*** Material to process

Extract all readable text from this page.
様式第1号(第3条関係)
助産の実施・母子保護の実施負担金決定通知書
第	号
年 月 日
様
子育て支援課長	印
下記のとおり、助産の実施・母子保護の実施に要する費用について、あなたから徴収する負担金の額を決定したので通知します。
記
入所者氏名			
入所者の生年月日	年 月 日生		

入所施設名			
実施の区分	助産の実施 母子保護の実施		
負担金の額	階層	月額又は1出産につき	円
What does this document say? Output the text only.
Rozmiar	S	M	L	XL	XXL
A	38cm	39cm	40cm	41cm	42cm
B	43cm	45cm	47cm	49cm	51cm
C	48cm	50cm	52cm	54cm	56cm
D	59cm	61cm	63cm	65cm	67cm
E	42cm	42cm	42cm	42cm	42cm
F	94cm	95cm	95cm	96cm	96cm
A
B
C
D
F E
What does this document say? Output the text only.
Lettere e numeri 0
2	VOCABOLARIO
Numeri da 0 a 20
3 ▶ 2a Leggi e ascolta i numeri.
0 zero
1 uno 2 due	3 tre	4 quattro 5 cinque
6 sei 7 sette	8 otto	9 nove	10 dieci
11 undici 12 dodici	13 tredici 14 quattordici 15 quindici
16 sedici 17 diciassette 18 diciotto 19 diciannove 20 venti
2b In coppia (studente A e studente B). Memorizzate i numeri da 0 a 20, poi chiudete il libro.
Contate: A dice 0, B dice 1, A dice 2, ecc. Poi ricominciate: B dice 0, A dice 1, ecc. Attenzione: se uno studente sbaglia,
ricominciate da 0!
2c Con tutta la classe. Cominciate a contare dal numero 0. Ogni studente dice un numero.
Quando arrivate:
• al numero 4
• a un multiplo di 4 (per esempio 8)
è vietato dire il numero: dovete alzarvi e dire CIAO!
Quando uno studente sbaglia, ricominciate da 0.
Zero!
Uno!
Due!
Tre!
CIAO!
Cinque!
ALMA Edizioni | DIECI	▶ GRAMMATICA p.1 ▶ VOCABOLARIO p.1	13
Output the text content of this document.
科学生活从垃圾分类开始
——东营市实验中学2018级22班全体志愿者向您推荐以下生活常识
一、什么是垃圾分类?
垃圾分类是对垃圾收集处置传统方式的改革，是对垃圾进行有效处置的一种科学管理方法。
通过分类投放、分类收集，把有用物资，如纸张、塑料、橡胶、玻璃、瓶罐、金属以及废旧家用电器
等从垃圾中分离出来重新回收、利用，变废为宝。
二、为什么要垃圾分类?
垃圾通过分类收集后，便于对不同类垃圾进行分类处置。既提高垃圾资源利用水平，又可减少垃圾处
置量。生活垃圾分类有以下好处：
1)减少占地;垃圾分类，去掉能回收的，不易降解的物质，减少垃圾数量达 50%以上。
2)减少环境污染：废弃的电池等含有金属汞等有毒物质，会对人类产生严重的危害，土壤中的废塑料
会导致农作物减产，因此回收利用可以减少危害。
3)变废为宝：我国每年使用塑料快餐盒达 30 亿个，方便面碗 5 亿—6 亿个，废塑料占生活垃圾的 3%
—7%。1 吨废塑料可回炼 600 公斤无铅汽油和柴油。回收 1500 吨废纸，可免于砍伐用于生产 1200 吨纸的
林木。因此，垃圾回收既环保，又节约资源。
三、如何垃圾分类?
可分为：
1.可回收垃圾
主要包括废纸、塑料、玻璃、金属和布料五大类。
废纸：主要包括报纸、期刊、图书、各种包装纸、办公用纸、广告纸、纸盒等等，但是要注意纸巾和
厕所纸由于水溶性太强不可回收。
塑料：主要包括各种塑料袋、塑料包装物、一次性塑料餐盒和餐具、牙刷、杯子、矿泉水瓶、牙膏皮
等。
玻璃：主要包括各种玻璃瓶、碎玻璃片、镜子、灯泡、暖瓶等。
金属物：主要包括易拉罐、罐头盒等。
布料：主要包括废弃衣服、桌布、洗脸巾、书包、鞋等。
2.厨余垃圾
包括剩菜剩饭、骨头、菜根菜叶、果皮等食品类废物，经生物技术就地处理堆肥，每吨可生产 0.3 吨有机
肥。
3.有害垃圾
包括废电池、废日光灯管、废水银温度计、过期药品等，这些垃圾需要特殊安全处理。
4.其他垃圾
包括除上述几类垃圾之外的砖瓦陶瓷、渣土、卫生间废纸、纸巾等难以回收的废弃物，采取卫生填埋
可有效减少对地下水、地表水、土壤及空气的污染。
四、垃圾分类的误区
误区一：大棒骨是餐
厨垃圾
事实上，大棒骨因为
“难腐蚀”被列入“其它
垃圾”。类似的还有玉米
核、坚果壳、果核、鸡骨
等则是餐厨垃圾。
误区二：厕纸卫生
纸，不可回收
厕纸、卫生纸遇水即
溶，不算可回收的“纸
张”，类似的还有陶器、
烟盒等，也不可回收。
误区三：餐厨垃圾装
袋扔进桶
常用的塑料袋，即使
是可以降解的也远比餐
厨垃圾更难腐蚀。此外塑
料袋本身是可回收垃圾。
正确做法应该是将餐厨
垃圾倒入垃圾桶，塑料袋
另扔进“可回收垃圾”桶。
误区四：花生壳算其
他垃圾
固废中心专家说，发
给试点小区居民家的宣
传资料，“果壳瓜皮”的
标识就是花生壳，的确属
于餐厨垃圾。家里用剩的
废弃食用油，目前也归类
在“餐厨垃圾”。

******

- [Task objective]: Give the listing above again, word for word.

- [Worked answer]:
Extract all readable text from this page.
様式第1号(第3条関係)
助産の実施・母子保護の実施負担金決定通知書
第	号
年 月 日
様
子育て支援課長	印
下記のとおり、助産の実施・母子保護の実施に要する費用について、あなたから徴収する負担金の額を決定したので通知します。
記
入所者氏名			
入所者の生年月日	年 月 日生		

入所施設名			
実施の区分	助産の実施 母子保護の実施		
負担金の額	階層	月額又は1出産につき	円
What does this document say? Output the text only.
Rozmiar	S	M	L	XL	XXL
A	38cm	39cm	40cm	41cm	42cm
B	43cm	45cm	47cm	49cm	51cm
C	48cm	50cm	52cm	54cm	56cm
D	59cm	61cm	63cm	65cm	67cm
E	42cm	42cm	42cm	42cm	42cm
F	94cm	95cm	95cm	96cm	96cm
A
B
C
D
F E
What does this document say? Output the text only.
Lettere e numeri 0
2	VOCABOLARIO
Numeri da 0 a 20
3 ▶ 2a Leggi e ascolta i numeri.
0 zero
1 uno 2 due	3 tre	4 quattro 5 cinque
6 sei 7 sette	8 otto	9 nove	10 dieci
11 undici 12 dodici	13 tredici 14 quattordici 15 quindici
16 sedici 17 diciassette 18 diciotto 19 diciannove 20 venti
2b In coppia (studente A e studente B). Memorizzate i numeri da 0 a 20, poi chiudete il libro.
Contate: A dice 0, B dice 1, A dice 2, ecc. Poi ricominciate: B dice 0, A dice 1, ecc. Attenzione: se uno studente sbaglia,
ricominciate da 0!
2c Con tutta la classe. Cominciate a contare dal numero 0. Ogni studente dice un numero.
Quando arrivate:
• al numero 4
• a un multiplo di 4 (per esempio 8)
è vietato dire il numero: dovete alzarvi e dire CIAO!
Quando uno studente sbaglia, ricominciate da 0.
Zero!
Uno!
Due!
Tre!
CIAO!
Cinque!
ALMA Edizioni | DIECI	▶ GRAMMATICA p.1 ▶ VOCABOLARIO p.1	13
Output the text content of this document.
科学生活从垃圾分类开始
——东营市实验中学2018级22班全体志愿者向您推荐以下生活常识
一、什么是垃圾分类?
垃圾分类是对垃圾收集处置传统方式的改革，是对垃圾进行有效处置的一种科学管理方法。
通过分类投放、分类收集，把有用物资，如纸张、塑料、橡胶、玻璃、瓶罐、金属以及废旧家用电器
等从垃圾中分离出来重新回收、利用，变废为宝。
二、为什么要垃圾分类?
垃圾通过分类收集后，便于对不同类垃圾进行分类处置。既提高垃圾资源利用水平，又可减少垃圾处
置量。生活垃圾分类有以下好处：
1)减少占地;垃圾分类，去掉能回收的，不易降解的物质，减少垃圾数量达 50%以上。
2)减少环境污染：废弃的电池等含有金属汞等有毒物质，会对人类产生严重的危害，土壤中的废塑料
会导致农作物减产，因此回收利用可以减少危害。
3)变废为宝：我国每年使用塑料快餐盒达 30 亿个，方便面碗 5 亿—6 亿个，废塑料占生活垃圾的 3%
—7%。1 吨废塑料可回炼 600 公斤无铅汽油和柴油。回收 1500 吨废纸，可免于砍伐用于生产 1200 吨纸的
林木。因此，垃圾回收既环保，又节约资源。
三、如何垃圾分类?
可分为：
1.可回收垃圾
主要包括废纸、塑料、玻璃、金属和布料五大类。
废纸：主要包括报纸、期刊、图书、各种包装纸、办公用纸、广告纸、纸盒等等，但是要注意纸巾和
厕所纸由于水溶性太强不可回收。
塑料：主要包括各种塑料袋、塑料包装物、一次性塑料餐盒和餐具、牙刷、杯子、矿泉水瓶、牙膏皮
等。
玻璃：主要包括各种玻璃瓶、碎玻璃片、镜子、灯泡、暖瓶等。
金属物：主要包括易拉罐、罐头盒等。
布料：主要包括废弃衣服、桌布、洗脸巾、书包、鞋等。
2.厨余垃圾
包括剩菜剩饭、骨头、菜根菜叶、果皮等食品类废物，经生物技术就地处理堆肥，每吨可生产 0.3 吨有机
肥。
3.有害垃圾
包括废电池、废日光灯管、废水银温度计、过期药品等，这些垃圾需要特殊安全处理。
4.其他垃圾
包括除上述几类垃圾之外的砖瓦陶瓷、渣土、卫生间废纸、纸巾等难以回收的废弃物，采取卫生填埋
可有效减少对地下水、地表水、土壤及空气的污染。
四、垃圾分类的误区
误区一：大棒骨是餐
厨垃圾
事实上，大棒骨因为
“难腐蚀”被列入“其它
垃圾”。类似的还有玉米
核、坚果壳、果核、鸡骨
等则是餐厨垃圾。
误区二：厕纸卫生
纸，不可回收
厕纸、卫生纸遇水即
溶，不算可回收的“纸
张”，类似的还有陶器、
烟盒等，也不可回收。
误区三：餐厨垃圾装
袋扔进桶
常用的塑料袋，即使
是可以降解的也远比餐
厨垃圾更难腐蚀。此外塑
料袋本身是可回收垃圾。
正确做法应该是将餐厨
垃圾倒入垃圾桶，塑料袋
另扔进“可回收垃圾”桶。
误区四：花生壳算其
他垃圾
固废中心专家说，发
给试点小区居民家的宣
传资料，“果壳瓜皮”的
标识就是花生壳，的确属
于餐厨垃圾。家里用剩的
废弃食用油，目前也归类
在“餐厨垃圾”。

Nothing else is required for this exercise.